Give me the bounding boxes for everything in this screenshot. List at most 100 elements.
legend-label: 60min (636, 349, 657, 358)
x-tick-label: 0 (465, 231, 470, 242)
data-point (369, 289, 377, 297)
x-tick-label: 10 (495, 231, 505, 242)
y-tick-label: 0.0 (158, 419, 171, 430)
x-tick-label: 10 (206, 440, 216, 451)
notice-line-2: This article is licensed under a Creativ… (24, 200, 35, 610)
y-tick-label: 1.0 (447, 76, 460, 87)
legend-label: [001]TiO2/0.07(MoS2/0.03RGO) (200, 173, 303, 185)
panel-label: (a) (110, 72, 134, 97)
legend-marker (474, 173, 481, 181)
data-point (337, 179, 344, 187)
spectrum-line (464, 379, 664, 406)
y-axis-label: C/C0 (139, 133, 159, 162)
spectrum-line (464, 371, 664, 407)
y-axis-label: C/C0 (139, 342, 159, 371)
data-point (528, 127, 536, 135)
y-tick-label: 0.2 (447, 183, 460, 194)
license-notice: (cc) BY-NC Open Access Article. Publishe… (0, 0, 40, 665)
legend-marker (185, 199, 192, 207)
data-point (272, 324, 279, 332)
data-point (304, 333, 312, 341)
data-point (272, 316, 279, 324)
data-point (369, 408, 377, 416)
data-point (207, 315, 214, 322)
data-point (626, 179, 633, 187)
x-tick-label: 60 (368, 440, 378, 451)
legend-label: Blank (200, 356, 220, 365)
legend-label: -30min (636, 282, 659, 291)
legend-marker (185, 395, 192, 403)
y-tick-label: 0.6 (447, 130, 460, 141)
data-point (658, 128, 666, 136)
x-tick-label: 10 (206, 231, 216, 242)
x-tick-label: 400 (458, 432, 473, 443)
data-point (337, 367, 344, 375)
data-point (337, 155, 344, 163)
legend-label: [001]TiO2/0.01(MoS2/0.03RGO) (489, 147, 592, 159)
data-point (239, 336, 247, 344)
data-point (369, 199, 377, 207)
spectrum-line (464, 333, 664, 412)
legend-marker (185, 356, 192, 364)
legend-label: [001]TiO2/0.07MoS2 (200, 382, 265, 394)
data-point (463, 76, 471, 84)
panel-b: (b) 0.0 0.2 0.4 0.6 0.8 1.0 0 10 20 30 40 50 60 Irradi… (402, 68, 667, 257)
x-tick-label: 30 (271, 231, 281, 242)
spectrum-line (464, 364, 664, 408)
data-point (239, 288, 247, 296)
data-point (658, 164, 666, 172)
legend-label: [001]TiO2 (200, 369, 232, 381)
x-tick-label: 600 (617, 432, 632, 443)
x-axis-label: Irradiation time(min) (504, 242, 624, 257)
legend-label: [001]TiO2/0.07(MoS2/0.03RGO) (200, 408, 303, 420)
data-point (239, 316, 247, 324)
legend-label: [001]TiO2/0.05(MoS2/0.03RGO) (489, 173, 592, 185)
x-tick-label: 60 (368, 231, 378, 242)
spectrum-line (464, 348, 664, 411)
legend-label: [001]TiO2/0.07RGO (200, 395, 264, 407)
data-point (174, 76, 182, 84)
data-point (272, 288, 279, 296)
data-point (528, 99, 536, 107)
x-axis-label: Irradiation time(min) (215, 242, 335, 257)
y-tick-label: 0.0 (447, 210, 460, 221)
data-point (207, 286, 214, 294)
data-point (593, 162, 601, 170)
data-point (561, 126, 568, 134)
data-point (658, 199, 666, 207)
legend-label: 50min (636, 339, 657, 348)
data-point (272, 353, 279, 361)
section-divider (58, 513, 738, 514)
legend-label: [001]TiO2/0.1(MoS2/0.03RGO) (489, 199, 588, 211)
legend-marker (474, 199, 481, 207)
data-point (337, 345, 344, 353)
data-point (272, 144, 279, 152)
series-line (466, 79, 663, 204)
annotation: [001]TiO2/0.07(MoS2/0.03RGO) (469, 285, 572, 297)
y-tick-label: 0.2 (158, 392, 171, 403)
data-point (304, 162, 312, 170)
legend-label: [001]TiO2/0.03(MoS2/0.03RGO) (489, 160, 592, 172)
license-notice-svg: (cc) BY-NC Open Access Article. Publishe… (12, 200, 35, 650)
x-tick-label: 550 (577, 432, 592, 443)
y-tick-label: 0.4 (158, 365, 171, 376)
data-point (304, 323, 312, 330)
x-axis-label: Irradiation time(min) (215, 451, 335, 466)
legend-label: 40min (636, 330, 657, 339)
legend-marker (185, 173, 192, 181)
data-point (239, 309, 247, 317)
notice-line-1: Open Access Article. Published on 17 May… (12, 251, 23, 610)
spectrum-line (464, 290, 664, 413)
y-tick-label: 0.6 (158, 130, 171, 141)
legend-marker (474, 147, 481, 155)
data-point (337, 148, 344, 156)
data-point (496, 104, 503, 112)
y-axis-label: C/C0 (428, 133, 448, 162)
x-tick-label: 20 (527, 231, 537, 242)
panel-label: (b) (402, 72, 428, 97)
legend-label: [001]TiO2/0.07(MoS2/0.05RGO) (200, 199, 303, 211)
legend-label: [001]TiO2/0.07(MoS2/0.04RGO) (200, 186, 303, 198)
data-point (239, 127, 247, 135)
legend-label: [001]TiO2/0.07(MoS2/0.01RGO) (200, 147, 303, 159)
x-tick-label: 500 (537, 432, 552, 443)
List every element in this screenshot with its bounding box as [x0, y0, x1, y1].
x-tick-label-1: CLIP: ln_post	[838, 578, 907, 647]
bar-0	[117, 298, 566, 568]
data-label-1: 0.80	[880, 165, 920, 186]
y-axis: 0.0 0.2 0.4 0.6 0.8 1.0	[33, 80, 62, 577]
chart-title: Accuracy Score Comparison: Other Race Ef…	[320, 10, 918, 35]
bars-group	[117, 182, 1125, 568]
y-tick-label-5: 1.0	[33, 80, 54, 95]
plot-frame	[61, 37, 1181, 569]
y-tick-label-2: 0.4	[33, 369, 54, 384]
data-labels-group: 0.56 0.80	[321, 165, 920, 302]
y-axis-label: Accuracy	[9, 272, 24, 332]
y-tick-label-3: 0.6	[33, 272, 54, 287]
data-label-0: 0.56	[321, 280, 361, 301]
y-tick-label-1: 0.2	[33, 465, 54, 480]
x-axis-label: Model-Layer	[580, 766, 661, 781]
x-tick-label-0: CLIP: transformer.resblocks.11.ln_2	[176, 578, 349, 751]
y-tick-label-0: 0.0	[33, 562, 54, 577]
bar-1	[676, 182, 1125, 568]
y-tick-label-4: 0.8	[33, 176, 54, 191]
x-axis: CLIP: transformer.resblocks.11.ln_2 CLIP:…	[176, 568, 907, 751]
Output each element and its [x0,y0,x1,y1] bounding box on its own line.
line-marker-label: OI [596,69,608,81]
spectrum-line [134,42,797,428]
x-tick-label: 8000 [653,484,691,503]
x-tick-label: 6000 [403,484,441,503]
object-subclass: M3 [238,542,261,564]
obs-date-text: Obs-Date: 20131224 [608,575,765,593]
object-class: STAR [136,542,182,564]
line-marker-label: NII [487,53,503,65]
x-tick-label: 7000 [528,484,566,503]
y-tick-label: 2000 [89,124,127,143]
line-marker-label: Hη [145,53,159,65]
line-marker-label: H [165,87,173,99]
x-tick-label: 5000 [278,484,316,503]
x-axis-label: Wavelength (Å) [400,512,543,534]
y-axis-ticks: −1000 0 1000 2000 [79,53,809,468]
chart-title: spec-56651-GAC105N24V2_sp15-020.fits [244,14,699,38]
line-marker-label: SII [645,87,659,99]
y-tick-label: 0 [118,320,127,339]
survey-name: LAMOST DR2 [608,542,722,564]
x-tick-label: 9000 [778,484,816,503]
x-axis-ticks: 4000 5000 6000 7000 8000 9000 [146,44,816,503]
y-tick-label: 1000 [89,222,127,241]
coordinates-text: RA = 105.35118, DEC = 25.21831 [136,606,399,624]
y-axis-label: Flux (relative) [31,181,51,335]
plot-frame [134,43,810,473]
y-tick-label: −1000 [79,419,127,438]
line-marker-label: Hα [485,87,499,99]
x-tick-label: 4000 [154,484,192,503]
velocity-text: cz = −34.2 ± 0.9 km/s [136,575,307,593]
┄┄┄┄┄┄┄┄┄┄
**What to do**
Put the lines from the start of the records through the line containing "x-tick-label: 10 (206, 440, 216, 451)" into a numbered list, leaving out any blank lines.

**Exercise result**
1. Give me the bounding boxes for everything in this screenshot. List at most 100 elements.
2. legend-label: 60min (636, 349, 657, 358)
3. x-tick-label: 0 (465, 231, 470, 242)
4. data-point (369, 289, 377, 297)
5. x-tick-label: 10 (495, 231, 505, 242)
6. y-tick-label: 0.0 (158, 419, 171, 430)
7. x-tick-label: 10 (206, 440, 216, 451)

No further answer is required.